Data excerpts:
# # # # # # #

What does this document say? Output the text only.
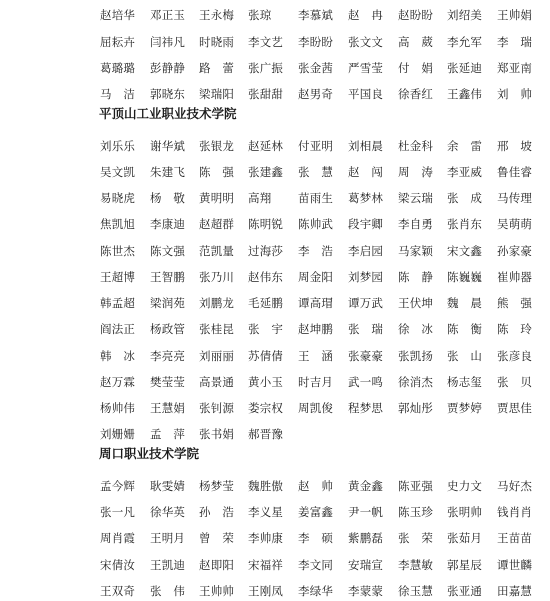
赵培华 邓正玉 王永梅 张琼 李慕斌 赵　冉 赵盼盼 刘绍美 王帅娟
屈耘卉 闫祎凡 时晓雨 李文艺 李盼盼 张文文 高　葳 李允军 李　瑞
葛璐璐 彭静静 路　蕾 张广振 张金茜 严雪莹 付　娟 张延迪 郑亚南
马　洁 郭晓东 梁瑞阳 张甜甜 赵男奇 平国良 徐香红 王鑫伟 刘　帅
平顶山工业职业技术学院
刘乐乐 谢华斌 张银龙 赵延林 付亚明 刘相晨 杜金科 余　雷 邢　坡
吴文凯 朱建飞 陈　强 张建鑫 张　慧 赵　闯 周　涛 李亚威 鲁佳睿
易晓虎 杨　敬 黄明明 高翔 苗雨生 葛梦林 梁云瑞 张　成 马传理
焦凯旭 李康迪 赵超群 陈明锐 陈帅武 段宇卿 李自勇 张肖东 吴萌萌
陈世杰 陈文强 范凯量 过海莎 李　浩 李启园 马家颖 宋文鑫 孙家豪
王超博 王智鹏 张乃川 赵伟东 周金阳 刘梦园 陈　静 陈巍巍 崔帅器
韩孟超 梁润苑 刘鹏龙 毛延鹏 谭高瑁 谭万武 王伏坤 魏　晨 熊　强
阎法正 杨政管 张桂昆 张　宇 赵坤鹏 张　瑞 徐　冰 陈　衡 陈　玲
韩　冰 李亮亮 刘丽丽 苏倩倩 王　涵 张豪豪 张凯扬 张　山 张彦良
赵万霖 樊莹莹 高景通 黄小玉 时吉月 武一鸣 徐消杰 杨志玺 张　贝
杨帅伟 王慧娟 张钊源 娄宗权 周凯俊 程梦思 郭灿彤 贾梦婷 贾思佳
刘姗姗 孟　萍 张书娟 郝晋豫
周口职业技术学院
孟今辉 耿雯婧 杨梦莹 魏胜傲 赵　帅 黄金鑫 陈亚强 史力文 马好杰
张一凡 徐华英 孙　浩 李义星 姜富鑫 尹一帆 陈玉珍 张明帅 钱肖肖
周肖霞 王明月 曾　荣 李帅康 李　硕 紫鹏磊 张　荣 张茹月 王苗苗
宋倩汝 王凯迪 赵即阳 宋福祥 李文同 安瑞宣 李慧敏 郭星辰 谭世麟
王双奇 张　伟 王帅帅 王刚凤 李绿华 李蒙蒙 徐玉慧 张亚通 田嘉慧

# # # # # # #

Required work: Repeat all of the entries word for word, but omit the pictures.

Complete answer:
What does this document say? Output the text only.
赵培华 邓正玉 王永梅 张琼 李慕斌 赵　冉 赵盼盼 刘绍美 王帅娟
屈耘卉 闫祎凡 时晓雨 李文艺 李盼盼 张文文 高　葳 李允军 李　瑞
葛璐璐 彭静静 路　蕾 张广振 张金茜 严雪莹 付　娟 张延迪 郑亚南
马　洁 郭晓东 梁瑞阳 张甜甜 赵男奇 平国良 徐香红 王鑫伟 刘　帅
平顶山工业职业技术学院
刘乐乐 谢华斌 张银龙 赵延林 付亚明 刘相晨 杜金科 余　雷 邢　坡
吴文凯 朱建飞 陈　强 张建鑫 张　慧 赵　闯 周　涛 李亚威 鲁佳睿
易晓虎 杨　敬 黄明明 高翔 苗雨生 葛梦林 梁云瑞 张　成 马传理
焦凯旭 李康迪 赵超群 陈明锐 陈帅武 段宇卿 李自勇 张肖东 吴萌萌
陈世杰 陈文强 范凯量 过海莎 李　浩 李启园 马家颖 宋文鑫 孙家豪
王超博 王智鹏 张乃川 赵伟东 周金阳 刘梦园 陈　静 陈巍巍 崔帅器
韩孟超 梁润苑 刘鹏龙 毛延鹏 谭高瑁 谭万武 王伏坤 魏　晨 熊　强
阎法正 杨政管 张桂昆 张　宇 赵坤鹏 张　瑞 徐　冰 陈　衡 陈　玲
韩　冰 李亮亮 刘丽丽 苏倩倩 王　涵 张豪豪 张凯扬 张　山 张彦良
赵万霖 樊莹莹 高景通 黄小玉 时吉月 武一鸣 徐消杰 杨志玺 张　贝
杨帅伟 王慧娟 张钊源 娄宗权 周凯俊 程梦思 郭灿彤 贾梦婷 贾思佳
刘姗姗 孟　萍 张书娟 郝晋豫
周口职业技术学院
孟今辉 耿雯婧 杨梦莹 魏胜傲 赵　帅 黄金鑫 陈亚强 史力文 马好杰
张一凡 徐华英 孙　浩 李义星 姜富鑫 尹一帆 陈玉珍 张明帅 钱肖肖
周肖霞 王明月 曾　荣 李帅康 李　硕 紫鹏磊 张　荣 张茹月 王苗苗
宋倩汝 王凯迪 赵即阳 宋福祥 李文同 安瑞宣 李慧敏 郭星辰 谭世麟
王双奇 张　伟 王帅帅 王刚凤 李绿华 李蒙蒙 徐玉慧 张亚通 田嘉慧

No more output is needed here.